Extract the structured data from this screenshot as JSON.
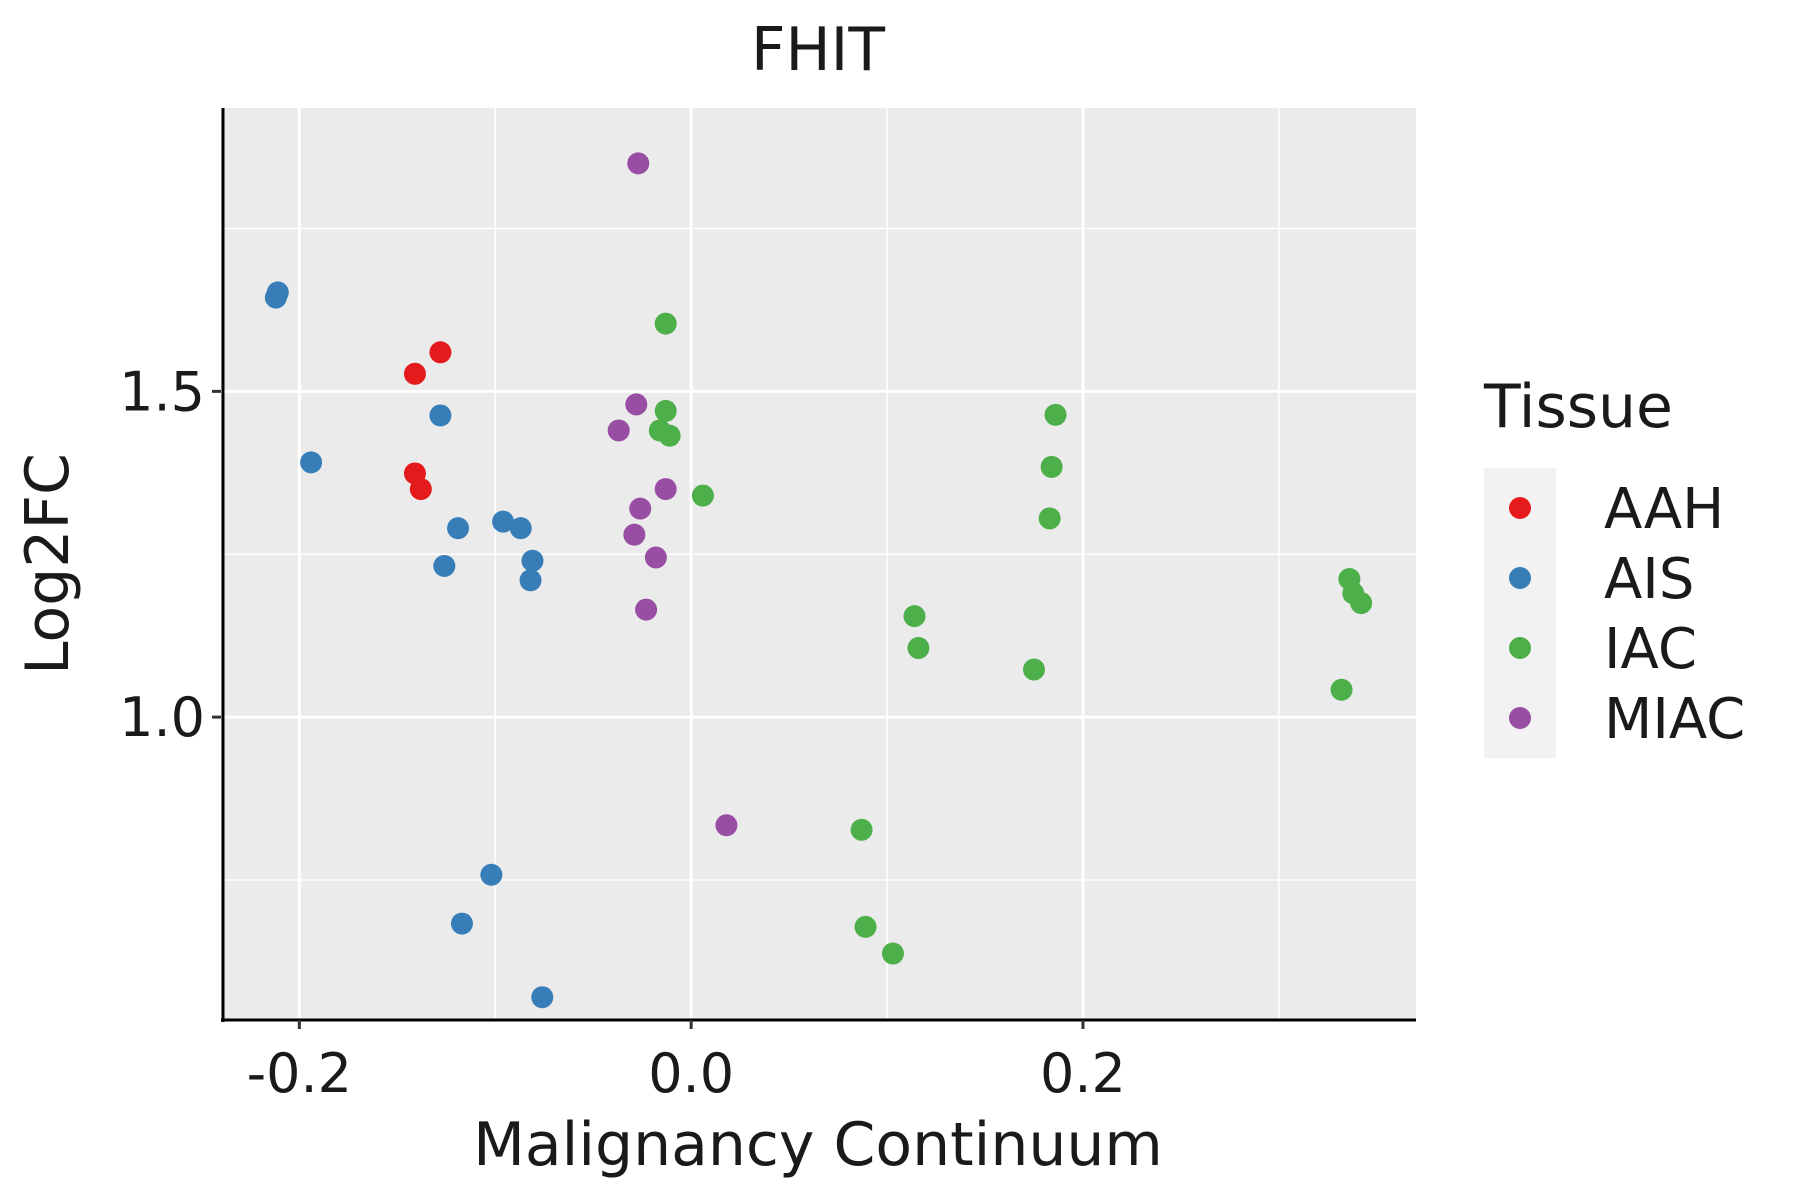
{
  "chart_data": {
    "type": "scatter",
    "title": "FHIT",
    "xlabel": "Malignancy Continuum",
    "ylabel": "Log2FC",
    "xlim": [
      -0.24,
      0.37
    ],
    "ylim": [
      0.535,
      1.935
    ],
    "x_ticks": [
      -0.2,
      0.0,
      0.2
    ],
    "x_tick_labels": [
      "-0.2",
      "0.0",
      "0.2"
    ],
    "y_ticks": [
      1.0,
      1.5
    ],
    "y_tick_labels": [
      "1.0",
      "1.5"
    ],
    "x_minor_grid": [
      -0.1,
      0.1,
      0.3
    ],
    "y_minor_grid": [
      0.75,
      1.25,
      1.75
    ],
    "grid": true,
    "legend": {
      "title": "Tissue",
      "position": "right",
      "entries": [
        {
          "label": "AAH",
          "color": "#E41A1C"
        },
        {
          "label": "AIS",
          "color": "#377EB8"
        },
        {
          "label": "IAC",
          "color": "#4DAF4A"
        },
        {
          "label": "MIAC",
          "color": "#984EA3"
        }
      ]
    },
    "series": [
      {
        "name": "AAH",
        "color": "#E41A1C",
        "points": [
          {
            "x": -0.128,
            "y": 1.56
          },
          {
            "x": -0.141,
            "y": 1.527
          },
          {
            "x": -0.141,
            "y": 1.374
          },
          {
            "x": -0.138,
            "y": 1.35
          }
        ]
      },
      {
        "name": "AIS",
        "color": "#377EB8",
        "points": [
          {
            "x": -0.211,
            "y": 1.652
          },
          {
            "x": -0.212,
            "y": 1.644
          },
          {
            "x": -0.194,
            "y": 1.391
          },
          {
            "x": -0.128,
            "y": 1.463
          },
          {
            "x": -0.119,
            "y": 1.29
          },
          {
            "x": -0.126,
            "y": 1.232
          },
          {
            "x": -0.096,
            "y": 1.3
          },
          {
            "x": -0.087,
            "y": 1.29
          },
          {
            "x": -0.081,
            "y": 1.24
          },
          {
            "x": -0.082,
            "y": 1.21
          },
          {
            "x": -0.102,
            "y": 0.758
          },
          {
            "x": -0.117,
            "y": 0.683
          },
          {
            "x": -0.076,
            "y": 0.57
          }
        ]
      },
      {
        "name": "IAC",
        "color": "#4DAF4A",
        "points": [
          {
            "x": -0.013,
            "y": 1.604
          },
          {
            "x": -0.013,
            "y": 1.47
          },
          {
            "x": -0.016,
            "y": 1.44
          },
          {
            "x": -0.011,
            "y": 1.432
          },
          {
            "x": 0.006,
            "y": 1.34
          },
          {
            "x": 0.186,
            "y": 1.464
          },
          {
            "x": 0.184,
            "y": 1.384
          },
          {
            "x": 0.183,
            "y": 1.305
          },
          {
            "x": 0.114,
            "y": 1.155
          },
          {
            "x": 0.116,
            "y": 1.106
          },
          {
            "x": 0.175,
            "y": 1.073
          },
          {
            "x": 0.336,
            "y": 1.212
          },
          {
            "x": 0.338,
            "y": 1.19
          },
          {
            "x": 0.342,
            "y": 1.175
          },
          {
            "x": 0.332,
            "y": 1.042
          },
          {
            "x": 0.087,
            "y": 0.827
          },
          {
            "x": 0.089,
            "y": 0.678
          },
          {
            "x": 0.103,
            "y": 0.637
          }
        ]
      },
      {
        "name": "MIAC",
        "color": "#984EA3",
        "points": [
          {
            "x": -0.027,
            "y": 1.85
          },
          {
            "x": -0.028,
            "y": 1.48
          },
          {
            "x": -0.037,
            "y": 1.44
          },
          {
            "x": -0.013,
            "y": 1.35
          },
          {
            "x": -0.026,
            "y": 1.32
          },
          {
            "x": -0.029,
            "y": 1.28
          },
          {
            "x": -0.018,
            "y": 1.245
          },
          {
            "x": -0.023,
            "y": 1.165
          },
          {
            "x": 0.018,
            "y": 0.834
          }
        ]
      }
    ]
  }
}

> [WHAT THE EXERCISE ASKS]
Transcribe all the lines above exactly, apart from the pictures.

> [TASK SOLUTION]
Extract the structured data from this screenshot as JSON.
{
  "chart_data": {
    "type": "scatter",
    "title": "FHIT",
    "xlabel": "Malignancy Continuum",
    "ylabel": "Log2FC",
    "xlim": [
      -0.24,
      0.37
    ],
    "ylim": [
      0.535,
      1.935
    ],
    "x_ticks": [
      -0.2,
      0.0,
      0.2
    ],
    "x_tick_labels": [
      "-0.2",
      "0.0",
      "0.2"
    ],
    "y_ticks": [
      1.0,
      1.5
    ],
    "y_tick_labels": [
      "1.0",
      "1.5"
    ],
    "x_minor_grid": [
      -0.1,
      0.1,
      0.3
    ],
    "y_minor_grid": [
      0.75,
      1.25,
      1.75
    ],
    "grid": true,
    "legend": {
      "title": "Tissue",
      "position": "right",
      "entries": [
        {
          "label": "AAH",
          "color": "#E41A1C"
        },
        {
          "label": "AIS",
          "color": "#377EB8"
        },
        {
          "label": "IAC",
          "color": "#4DAF4A"
        },
        {
          "label": "MIAC",
          "color": "#984EA3"
        }
      ]
    },
    "series": [
      {
        "name": "AAH",
        "color": "#E41A1C",
        "points": [
          {
            "x": -0.128,
            "y": 1.56
          },
          {
            "x": -0.141,
            "y": 1.527
          },
          {
            "x": -0.141,
            "y": 1.374
          },
          {
            "x": -0.138,
            "y": 1.35
          }
        ]
      },
      {
        "name": "AIS",
        "color": "#377EB8",
        "points": [
          {
            "x": -0.211,
            "y": 1.652
          },
          {
            "x": -0.212,
            "y": 1.644
          },
          {
            "x": -0.194,
            "y": 1.391
          },
          {
            "x": -0.128,
            "y": 1.463
          },
          {
            "x": -0.119,
            "y": 1.29
          },
          {
            "x": -0.126,
            "y": 1.232
          },
          {
            "x": -0.096,
            "y": 1.3
          },
          {
            "x": -0.087,
            "y": 1.29
          },
          {
            "x": -0.081,
            "y": 1.24
          },
          {
            "x": -0.082,
            "y": 1.21
          },
          {
            "x": -0.102,
            "y": 0.758
          },
          {
            "x": -0.117,
            "y": 0.683
          },
          {
            "x": -0.076,
            "y": 0.57
          }
        ]
      },
      {
        "name": "IAC",
        "color": "#4DAF4A",
        "points": [
          {
            "x": -0.013,
            "y": 1.604
          },
          {
            "x": -0.013,
            "y": 1.47
          },
          {
            "x": -0.016,
            "y": 1.44
          },
          {
            "x": -0.011,
            "y": 1.432
          },
          {
            "x": 0.006,
            "y": 1.34
          },
          {
            "x": 0.186,
            "y": 1.464
          },
          {
            "x": 0.184,
            "y": 1.384
          },
          {
            "x": 0.183,
            "y": 1.305
          },
          {
            "x": 0.114,
            "y": 1.155
          },
          {
            "x": 0.116,
            "y": 1.106
          },
          {
            "x": 0.175,
            "y": 1.073
          },
          {
            "x": 0.336,
            "y": 1.212
          },
          {
            "x": 0.338,
            "y": 1.19
          },
          {
            "x": 0.342,
            "y": 1.175
          },
          {
            "x": 0.332,
            "y": 1.042
          },
          {
            "x": 0.087,
            "y": 0.827
          },
          {
            "x": 0.089,
            "y": 0.678
          },
          {
            "x": 0.103,
            "y": 0.637
          }
        ]
      },
      {
        "name": "MIAC",
        "color": "#984EA3",
        "points": [
          {
            "x": -0.027,
            "y": 1.85
          },
          {
            "x": -0.028,
            "y": 1.48
          },
          {
            "x": -0.037,
            "y": 1.44
          },
          {
            "x": -0.013,
            "y": 1.35
          },
          {
            "x": -0.026,
            "y": 1.32
          },
          {
            "x": -0.029,
            "y": 1.28
          },
          {
            "x": -0.018,
            "y": 1.245
          },
          {
            "x": -0.023,
            "y": 1.165
          },
          {
            "x": 0.018,
            "y": 0.834
          }
        ]
      }
    ]
  }
}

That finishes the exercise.